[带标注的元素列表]

= = = = = = =

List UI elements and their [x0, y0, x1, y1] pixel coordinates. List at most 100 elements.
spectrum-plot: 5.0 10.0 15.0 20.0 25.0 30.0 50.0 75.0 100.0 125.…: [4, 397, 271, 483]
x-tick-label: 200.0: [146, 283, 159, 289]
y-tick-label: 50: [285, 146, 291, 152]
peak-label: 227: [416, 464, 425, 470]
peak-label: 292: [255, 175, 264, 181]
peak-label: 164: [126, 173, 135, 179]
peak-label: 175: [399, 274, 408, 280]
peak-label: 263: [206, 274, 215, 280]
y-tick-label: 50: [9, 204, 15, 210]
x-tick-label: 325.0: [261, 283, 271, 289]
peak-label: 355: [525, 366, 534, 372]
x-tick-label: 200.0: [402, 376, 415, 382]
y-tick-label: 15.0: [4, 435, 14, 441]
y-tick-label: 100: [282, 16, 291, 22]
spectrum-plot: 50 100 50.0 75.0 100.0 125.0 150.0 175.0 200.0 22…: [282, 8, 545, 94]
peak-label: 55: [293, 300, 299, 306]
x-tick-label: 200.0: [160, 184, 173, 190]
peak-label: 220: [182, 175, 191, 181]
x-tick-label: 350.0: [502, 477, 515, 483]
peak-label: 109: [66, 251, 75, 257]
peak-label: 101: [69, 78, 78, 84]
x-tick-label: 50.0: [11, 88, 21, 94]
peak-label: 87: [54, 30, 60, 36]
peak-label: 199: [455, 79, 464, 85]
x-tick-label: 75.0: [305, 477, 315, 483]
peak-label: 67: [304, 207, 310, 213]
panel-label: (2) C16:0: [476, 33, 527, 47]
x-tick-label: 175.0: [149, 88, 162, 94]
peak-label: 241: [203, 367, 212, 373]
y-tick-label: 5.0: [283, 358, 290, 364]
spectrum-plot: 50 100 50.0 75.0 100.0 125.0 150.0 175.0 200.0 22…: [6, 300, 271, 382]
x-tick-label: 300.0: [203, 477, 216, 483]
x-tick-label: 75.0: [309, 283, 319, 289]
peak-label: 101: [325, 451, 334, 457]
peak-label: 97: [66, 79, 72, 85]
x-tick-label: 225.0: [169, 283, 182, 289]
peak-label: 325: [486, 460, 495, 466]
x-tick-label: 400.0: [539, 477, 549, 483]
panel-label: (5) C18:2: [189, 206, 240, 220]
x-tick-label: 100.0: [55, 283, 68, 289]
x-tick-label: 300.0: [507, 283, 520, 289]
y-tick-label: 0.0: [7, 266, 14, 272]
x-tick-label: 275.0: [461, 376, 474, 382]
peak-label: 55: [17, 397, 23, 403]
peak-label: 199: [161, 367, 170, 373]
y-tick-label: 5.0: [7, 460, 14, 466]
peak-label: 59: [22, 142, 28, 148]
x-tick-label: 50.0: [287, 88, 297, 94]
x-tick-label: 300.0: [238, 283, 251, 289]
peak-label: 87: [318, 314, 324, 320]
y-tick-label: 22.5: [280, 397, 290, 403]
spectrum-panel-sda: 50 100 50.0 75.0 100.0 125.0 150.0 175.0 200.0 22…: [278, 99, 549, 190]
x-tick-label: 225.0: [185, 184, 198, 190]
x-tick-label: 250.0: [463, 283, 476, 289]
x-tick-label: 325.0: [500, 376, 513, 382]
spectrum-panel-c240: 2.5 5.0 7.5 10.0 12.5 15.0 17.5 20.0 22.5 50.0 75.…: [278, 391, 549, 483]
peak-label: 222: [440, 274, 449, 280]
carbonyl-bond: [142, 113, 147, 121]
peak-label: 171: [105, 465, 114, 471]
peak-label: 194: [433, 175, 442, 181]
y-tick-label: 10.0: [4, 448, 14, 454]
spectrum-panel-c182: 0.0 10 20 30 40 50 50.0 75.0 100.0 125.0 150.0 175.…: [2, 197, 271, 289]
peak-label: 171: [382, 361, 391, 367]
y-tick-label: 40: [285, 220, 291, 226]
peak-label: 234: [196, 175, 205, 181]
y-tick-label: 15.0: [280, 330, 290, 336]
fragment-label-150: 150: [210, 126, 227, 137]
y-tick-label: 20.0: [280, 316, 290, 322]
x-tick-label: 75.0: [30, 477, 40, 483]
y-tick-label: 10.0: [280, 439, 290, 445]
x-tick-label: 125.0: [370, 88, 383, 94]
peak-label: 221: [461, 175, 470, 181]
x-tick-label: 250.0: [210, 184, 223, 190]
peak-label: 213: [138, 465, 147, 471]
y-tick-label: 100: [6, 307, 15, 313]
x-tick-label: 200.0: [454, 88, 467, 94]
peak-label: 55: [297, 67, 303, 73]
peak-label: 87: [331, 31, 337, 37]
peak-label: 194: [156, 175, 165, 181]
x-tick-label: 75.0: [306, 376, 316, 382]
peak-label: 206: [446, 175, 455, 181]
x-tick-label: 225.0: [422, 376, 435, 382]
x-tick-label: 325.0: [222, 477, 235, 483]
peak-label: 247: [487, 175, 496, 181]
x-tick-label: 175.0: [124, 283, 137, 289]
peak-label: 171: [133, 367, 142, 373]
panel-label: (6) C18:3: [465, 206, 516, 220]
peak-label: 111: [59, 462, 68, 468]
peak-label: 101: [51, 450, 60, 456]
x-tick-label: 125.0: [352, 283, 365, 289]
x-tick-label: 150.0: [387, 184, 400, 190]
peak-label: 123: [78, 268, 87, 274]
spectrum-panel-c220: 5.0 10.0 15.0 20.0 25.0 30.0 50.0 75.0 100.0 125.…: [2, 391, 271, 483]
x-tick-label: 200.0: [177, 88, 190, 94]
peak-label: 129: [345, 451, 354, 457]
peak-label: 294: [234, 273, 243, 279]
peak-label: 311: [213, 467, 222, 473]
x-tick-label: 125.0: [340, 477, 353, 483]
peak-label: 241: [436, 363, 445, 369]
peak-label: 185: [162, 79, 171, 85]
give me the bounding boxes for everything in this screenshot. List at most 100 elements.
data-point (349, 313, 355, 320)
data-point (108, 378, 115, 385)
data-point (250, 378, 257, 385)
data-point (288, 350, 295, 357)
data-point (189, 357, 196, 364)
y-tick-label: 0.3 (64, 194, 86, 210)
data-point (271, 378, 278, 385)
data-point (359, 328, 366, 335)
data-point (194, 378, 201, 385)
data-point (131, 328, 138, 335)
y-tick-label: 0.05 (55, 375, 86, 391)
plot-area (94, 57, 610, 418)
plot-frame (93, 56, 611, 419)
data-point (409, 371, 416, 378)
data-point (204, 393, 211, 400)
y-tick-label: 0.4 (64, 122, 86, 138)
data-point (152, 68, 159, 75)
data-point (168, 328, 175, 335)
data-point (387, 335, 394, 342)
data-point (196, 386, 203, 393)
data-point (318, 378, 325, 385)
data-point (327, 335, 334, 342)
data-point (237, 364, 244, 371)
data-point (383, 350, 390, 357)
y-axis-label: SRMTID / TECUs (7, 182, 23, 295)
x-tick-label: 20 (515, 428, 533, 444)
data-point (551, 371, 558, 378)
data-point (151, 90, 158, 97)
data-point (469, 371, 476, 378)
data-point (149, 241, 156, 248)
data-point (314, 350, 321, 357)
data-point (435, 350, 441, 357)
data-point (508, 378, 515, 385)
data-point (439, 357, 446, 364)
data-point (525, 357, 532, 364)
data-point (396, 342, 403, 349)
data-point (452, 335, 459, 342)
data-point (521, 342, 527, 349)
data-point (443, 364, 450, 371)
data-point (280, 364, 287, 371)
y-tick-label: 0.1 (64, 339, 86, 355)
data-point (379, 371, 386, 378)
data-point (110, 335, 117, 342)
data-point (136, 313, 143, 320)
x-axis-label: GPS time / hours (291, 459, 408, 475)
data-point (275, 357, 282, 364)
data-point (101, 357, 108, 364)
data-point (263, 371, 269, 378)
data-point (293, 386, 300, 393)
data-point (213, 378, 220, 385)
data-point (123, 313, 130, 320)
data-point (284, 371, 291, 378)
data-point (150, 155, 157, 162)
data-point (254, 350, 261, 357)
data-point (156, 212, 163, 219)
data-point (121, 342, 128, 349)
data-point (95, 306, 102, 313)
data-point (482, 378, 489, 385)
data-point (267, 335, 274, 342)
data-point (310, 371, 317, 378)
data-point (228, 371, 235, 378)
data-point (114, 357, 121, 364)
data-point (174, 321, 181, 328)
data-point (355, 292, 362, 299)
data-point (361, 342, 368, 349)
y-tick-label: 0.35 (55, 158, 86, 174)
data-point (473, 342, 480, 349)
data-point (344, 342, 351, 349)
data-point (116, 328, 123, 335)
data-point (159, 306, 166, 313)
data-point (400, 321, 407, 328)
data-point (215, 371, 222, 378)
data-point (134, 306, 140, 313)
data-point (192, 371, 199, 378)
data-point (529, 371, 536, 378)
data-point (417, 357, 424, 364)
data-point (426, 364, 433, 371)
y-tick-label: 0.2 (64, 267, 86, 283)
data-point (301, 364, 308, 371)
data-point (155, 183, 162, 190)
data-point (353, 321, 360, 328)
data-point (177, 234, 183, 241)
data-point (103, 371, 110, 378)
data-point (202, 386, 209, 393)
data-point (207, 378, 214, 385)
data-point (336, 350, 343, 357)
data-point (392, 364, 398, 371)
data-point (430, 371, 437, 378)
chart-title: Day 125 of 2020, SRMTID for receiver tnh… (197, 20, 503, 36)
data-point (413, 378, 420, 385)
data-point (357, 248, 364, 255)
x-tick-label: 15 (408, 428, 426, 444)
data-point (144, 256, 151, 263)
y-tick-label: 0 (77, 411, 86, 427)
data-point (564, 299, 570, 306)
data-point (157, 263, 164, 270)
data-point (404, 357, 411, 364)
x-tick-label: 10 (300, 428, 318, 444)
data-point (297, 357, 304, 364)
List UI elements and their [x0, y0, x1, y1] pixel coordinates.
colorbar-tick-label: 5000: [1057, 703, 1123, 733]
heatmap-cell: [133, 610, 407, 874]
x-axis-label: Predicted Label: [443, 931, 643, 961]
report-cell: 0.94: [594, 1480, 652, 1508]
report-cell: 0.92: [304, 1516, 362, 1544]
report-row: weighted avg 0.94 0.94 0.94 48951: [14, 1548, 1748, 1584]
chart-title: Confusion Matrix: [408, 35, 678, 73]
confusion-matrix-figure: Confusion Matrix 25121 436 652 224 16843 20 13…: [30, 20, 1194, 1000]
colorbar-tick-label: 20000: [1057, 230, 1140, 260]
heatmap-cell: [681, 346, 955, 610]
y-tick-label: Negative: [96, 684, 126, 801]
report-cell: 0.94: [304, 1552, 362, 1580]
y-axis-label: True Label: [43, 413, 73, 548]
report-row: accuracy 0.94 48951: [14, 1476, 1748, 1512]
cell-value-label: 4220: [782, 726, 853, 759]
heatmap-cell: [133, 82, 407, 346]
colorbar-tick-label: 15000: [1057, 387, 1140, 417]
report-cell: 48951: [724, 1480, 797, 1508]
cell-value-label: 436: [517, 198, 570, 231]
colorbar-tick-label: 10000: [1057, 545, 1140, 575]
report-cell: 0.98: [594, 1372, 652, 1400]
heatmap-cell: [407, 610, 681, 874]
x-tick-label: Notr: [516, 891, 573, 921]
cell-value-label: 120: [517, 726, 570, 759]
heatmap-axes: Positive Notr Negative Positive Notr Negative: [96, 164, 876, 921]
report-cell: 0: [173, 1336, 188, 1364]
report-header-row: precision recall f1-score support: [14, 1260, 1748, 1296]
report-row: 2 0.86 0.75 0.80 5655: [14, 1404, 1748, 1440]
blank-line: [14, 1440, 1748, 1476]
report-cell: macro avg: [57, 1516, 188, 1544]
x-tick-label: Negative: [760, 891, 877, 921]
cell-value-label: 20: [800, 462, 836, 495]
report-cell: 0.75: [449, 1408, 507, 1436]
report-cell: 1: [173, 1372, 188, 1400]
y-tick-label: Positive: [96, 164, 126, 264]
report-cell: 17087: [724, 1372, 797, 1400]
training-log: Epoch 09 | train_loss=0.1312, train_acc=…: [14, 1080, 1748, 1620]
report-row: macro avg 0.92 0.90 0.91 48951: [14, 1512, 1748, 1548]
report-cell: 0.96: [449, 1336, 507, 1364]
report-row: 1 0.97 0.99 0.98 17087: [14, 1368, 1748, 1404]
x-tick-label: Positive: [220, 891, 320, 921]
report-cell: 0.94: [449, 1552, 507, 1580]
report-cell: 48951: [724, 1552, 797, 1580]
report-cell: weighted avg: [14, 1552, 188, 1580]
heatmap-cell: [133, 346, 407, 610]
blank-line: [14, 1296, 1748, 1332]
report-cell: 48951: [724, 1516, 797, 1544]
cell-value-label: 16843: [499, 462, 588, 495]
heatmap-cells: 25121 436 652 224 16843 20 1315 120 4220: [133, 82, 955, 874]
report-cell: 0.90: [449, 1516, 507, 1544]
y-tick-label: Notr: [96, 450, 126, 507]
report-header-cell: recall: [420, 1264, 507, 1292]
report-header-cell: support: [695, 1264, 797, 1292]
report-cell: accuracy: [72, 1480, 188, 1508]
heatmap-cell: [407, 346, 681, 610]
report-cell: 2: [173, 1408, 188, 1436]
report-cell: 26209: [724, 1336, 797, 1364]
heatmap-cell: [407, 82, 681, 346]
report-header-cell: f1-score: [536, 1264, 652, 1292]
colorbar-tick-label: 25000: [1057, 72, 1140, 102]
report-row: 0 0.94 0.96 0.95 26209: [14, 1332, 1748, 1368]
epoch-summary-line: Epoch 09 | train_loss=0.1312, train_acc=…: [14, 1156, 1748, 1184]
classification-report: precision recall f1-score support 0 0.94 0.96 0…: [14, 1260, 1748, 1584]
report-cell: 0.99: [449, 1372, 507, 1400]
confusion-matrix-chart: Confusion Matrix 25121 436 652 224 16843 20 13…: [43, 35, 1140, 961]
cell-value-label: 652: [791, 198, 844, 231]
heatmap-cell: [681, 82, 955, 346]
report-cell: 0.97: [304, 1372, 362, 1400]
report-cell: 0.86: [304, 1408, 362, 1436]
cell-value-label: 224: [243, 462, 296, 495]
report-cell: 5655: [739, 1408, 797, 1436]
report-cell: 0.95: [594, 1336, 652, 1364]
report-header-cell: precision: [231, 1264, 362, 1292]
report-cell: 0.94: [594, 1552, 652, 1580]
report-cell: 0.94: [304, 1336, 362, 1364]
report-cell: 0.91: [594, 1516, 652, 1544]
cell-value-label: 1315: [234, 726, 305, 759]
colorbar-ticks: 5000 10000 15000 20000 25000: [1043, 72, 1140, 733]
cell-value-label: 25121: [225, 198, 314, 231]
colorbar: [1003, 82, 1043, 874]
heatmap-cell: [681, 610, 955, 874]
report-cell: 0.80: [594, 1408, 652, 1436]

= = = = = = =

__任务说明__:
统计上方条目中包含字符串“colorbar”的行数，区分大小写，只给出数字。

__书面回答__:
7